Stored records:
>> start
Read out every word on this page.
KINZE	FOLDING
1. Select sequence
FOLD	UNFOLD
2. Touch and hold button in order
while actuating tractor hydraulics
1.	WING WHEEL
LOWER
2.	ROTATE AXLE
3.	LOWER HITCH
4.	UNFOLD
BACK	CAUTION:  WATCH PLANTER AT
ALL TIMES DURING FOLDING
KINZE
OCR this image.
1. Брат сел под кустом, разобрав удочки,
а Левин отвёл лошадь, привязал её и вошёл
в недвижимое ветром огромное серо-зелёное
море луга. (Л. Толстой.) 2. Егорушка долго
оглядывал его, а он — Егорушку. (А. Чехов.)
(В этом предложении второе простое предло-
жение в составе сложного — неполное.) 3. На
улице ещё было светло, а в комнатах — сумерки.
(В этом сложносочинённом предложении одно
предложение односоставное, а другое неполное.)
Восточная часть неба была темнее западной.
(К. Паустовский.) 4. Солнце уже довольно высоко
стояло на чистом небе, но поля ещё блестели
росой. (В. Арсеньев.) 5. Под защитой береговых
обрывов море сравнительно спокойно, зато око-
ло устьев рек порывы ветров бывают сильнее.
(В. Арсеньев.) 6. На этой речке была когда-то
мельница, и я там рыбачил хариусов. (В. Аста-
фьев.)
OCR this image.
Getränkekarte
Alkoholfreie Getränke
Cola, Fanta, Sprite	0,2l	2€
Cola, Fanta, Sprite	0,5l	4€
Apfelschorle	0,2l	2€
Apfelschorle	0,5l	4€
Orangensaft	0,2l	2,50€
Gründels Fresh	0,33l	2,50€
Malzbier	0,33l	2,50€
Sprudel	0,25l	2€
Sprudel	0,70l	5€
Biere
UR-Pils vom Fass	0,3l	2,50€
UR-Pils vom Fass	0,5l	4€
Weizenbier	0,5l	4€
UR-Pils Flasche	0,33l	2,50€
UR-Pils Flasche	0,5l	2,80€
>> end
Take the lines above and retype all of them exactly.

THE RESPONSE =
Read out every word on this page.
KINZE	FOLDING
1. Select sequence
FOLD	UNFOLD
2. Touch and hold button in order
while actuating tractor hydraulics
1.	WING WHEEL
LOWER
2.	ROTATE AXLE
3.	LOWER HITCH
4.	UNFOLD
BACK	CAUTION:  WATCH PLANTER AT
ALL TIMES DURING FOLDING
KINZE
OCR this image.
1. Брат сел под кустом, разобрав удочки,
а Левин отвёл лошадь, привязал её и вошёл
в недвижимое ветром огромное серо-зелёное
море луга. (Л. Толстой.) 2. Егорушка долго
оглядывал его, а он — Егорушку. (А. Чехов.)
(В этом предложении второе простое предло-
жение в составе сложного — неполное.) 3. На
улице ещё было светло, а в комнатах — сумерки.
(В этом сложносочинённом предложении одно
предложение односоставное, а другое неполное.)
Восточная часть неба была темнее западной.
(К. Паустовский.) 4. Солнце уже довольно высоко
стояло на чистом небе, но поля ещё блестели
росой. (В. Арсеньев.) 5. Под защитой береговых
обрывов море сравнительно спокойно, зато око-
ло устьев рек порывы ветров бывают сильнее.
(В. Арсеньев.) 6. На этой речке была когда-то
мельница, и я там рыбачил хариусов. (В. Аста-
фьев.)
OCR this image.
Getränkekarte
Alkoholfreie Getränke
Cola, Fanta, Sprite	0,2l	2€
Cola, Fanta, Sprite	0,5l	4€
Apfelschorle	0,2l	2€
Apfelschorle	0,5l	4€
Orangensaft	0,2l	2,50€
Gründels Fresh	0,33l	2,50€
Malzbier	0,33l	2,50€
Sprudel	0,25l	2€
Sprudel	0,70l	5€
Biere
UR-Pils vom Fass	0,3l	2,50€
UR-Pils vom Fass	0,5l	4€
Weizenbier	0,5l	4€
UR-Pils Flasche	0,33l	2,50€
UR-Pils Flasche	0,5l	2,80€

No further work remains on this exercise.